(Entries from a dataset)
= = = =

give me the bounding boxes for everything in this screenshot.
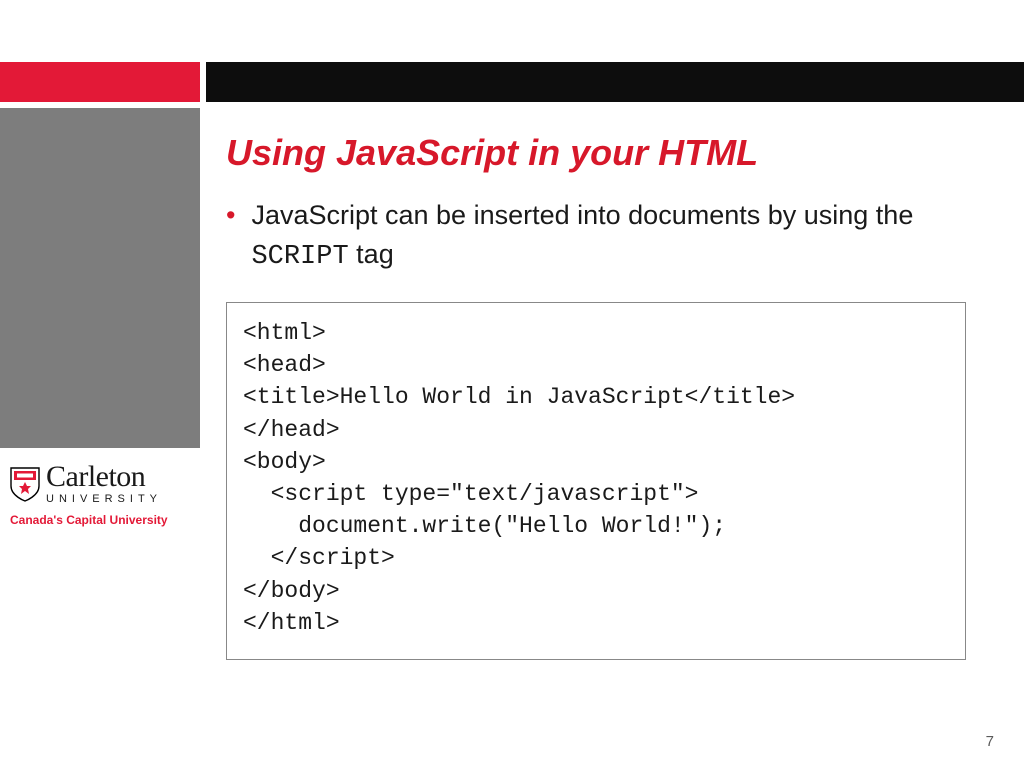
slide: Carleton UNIVERSITY Canada's Capital Uni… [0,0,1024,768]
logo-name: Carleton [46,462,162,492]
bullet-code-word: SCRIPT [251,242,348,272]
logo-text: Carleton UNIVERSITY [46,462,162,505]
bullet-text-before: JavaScript can be inserted into document… [251,200,913,230]
university-logo: Carleton UNIVERSITY Canada's Capital Uni… [10,462,210,527]
page-number: 7 [986,733,994,750]
logo-tagline: Canada's Capital University [10,513,210,527]
sidebar-gray-block [0,108,200,448]
header-stripe-black [206,62,1024,102]
logo-subtitle: UNIVERSITY [46,494,162,505]
header-stripe [0,62,1024,102]
code-example: <html> <head> <title>Hello World in Java… [226,302,966,660]
header-stripe-red [0,62,200,102]
logo-row: Carleton UNIVERSITY [10,462,210,505]
bullet-text: JavaScript can be inserted into document… [251,196,964,277]
bullet-list: • JavaScript can be inserted into docume… [226,196,964,277]
bullet-text-after: tag [349,239,394,269]
shield-icon [10,466,40,502]
slide-title: Using JavaScript in your HTML [226,132,984,174]
bullet-dot-icon: • [226,196,235,235]
bullet-item: • JavaScript can be inserted into docume… [226,196,964,277]
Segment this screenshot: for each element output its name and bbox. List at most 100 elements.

= = = =

- [WHAT YOU SHOULD DO]: Please select every line in the entries above that contains the string "Capital", and copy each one. Case counts.

- [RESPONSE TO THIS TASK]:
slide: Carleton UNIVERSITY Canada's Capital Uni… [0,0,1024,768]
university-logo: Carleton UNIVERSITY Canada's Capital Uni… [10,462,210,527]
logo-tagline: Canada's Capital University [10,513,210,527]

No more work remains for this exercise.